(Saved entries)
(begin)
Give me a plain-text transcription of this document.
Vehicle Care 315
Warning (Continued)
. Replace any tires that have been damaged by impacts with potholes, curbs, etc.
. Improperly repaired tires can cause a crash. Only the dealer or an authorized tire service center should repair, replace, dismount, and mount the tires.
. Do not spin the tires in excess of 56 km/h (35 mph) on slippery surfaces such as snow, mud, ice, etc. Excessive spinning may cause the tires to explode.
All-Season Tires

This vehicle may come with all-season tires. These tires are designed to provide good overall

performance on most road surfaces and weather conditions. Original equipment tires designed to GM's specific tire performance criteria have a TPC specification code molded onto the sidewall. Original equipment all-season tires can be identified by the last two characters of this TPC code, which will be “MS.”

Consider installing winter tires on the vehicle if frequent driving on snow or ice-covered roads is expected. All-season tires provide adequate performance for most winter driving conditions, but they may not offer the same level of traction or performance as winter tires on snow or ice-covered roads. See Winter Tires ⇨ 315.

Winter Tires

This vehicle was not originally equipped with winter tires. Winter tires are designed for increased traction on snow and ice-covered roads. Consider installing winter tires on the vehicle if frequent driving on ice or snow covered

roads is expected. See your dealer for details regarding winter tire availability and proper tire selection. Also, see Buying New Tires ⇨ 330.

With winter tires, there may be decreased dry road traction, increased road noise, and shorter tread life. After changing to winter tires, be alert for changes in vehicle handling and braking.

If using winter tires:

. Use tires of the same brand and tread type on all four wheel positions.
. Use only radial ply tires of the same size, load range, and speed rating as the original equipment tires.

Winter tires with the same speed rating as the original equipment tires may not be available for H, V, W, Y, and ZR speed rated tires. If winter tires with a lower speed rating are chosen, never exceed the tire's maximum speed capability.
(end)
Show the data once more, exactly as it was written.

Give me a plain-text transcription of this document.
Vehicle Care 315
Warning (Continued)
. Replace any tires that have been damaged by impacts with potholes, curbs, etc.
. Improperly repaired tires can cause a crash. Only the dealer or an authorized tire service center should repair, replace, dismount, and mount the tires.
. Do not spin the tires in excess of 56 km/h (35 mph) on slippery surfaces such as snow, mud, ice, etc. Excessive spinning may cause the tires to explode.
All-Season Tires

This vehicle may come with all-season tires. These tires are designed to provide good overall

performance on most road surfaces and weather conditions. Original equipment tires designed to GM's specific tire performance criteria have a TPC specification code molded onto the sidewall. Original equipment all-season tires can be identified by the last two characters of this TPC code, which will be “MS.”

Consider installing winter tires on the vehicle if frequent driving on snow or ice-covered roads is expected. All-season tires provide adequate performance for most winter driving conditions, but they may not offer the same level of traction or performance as winter tires on snow or ice-covered roads. See Winter Tires ⇨ 315.

Winter Tires

This vehicle was not originally equipped with winter tires. Winter tires are designed for increased traction on snow and ice-covered roads. Consider installing winter tires on the vehicle if frequent driving on ice or snow covered

roads is expected. See your dealer for details regarding winter tire availability and proper tire selection. Also, see Buying New Tires ⇨ 330.

With winter tires, there may be decreased dry road traction, increased road noise, and shorter tread life. After changing to winter tires, be alert for changes in vehicle handling and braking.

If using winter tires:

. Use tires of the same brand and tread type on all four wheel positions.
. Use only radial ply tires of the same size, load range, and speed rating as the original equipment tires.

Winter tires with the same speed rating as the original equipment tires may not be available for H, V, W, Y, and ZR speed rated tires. If winter tires with a lower speed rating are chosen, never exceed the tire's maximum speed capability.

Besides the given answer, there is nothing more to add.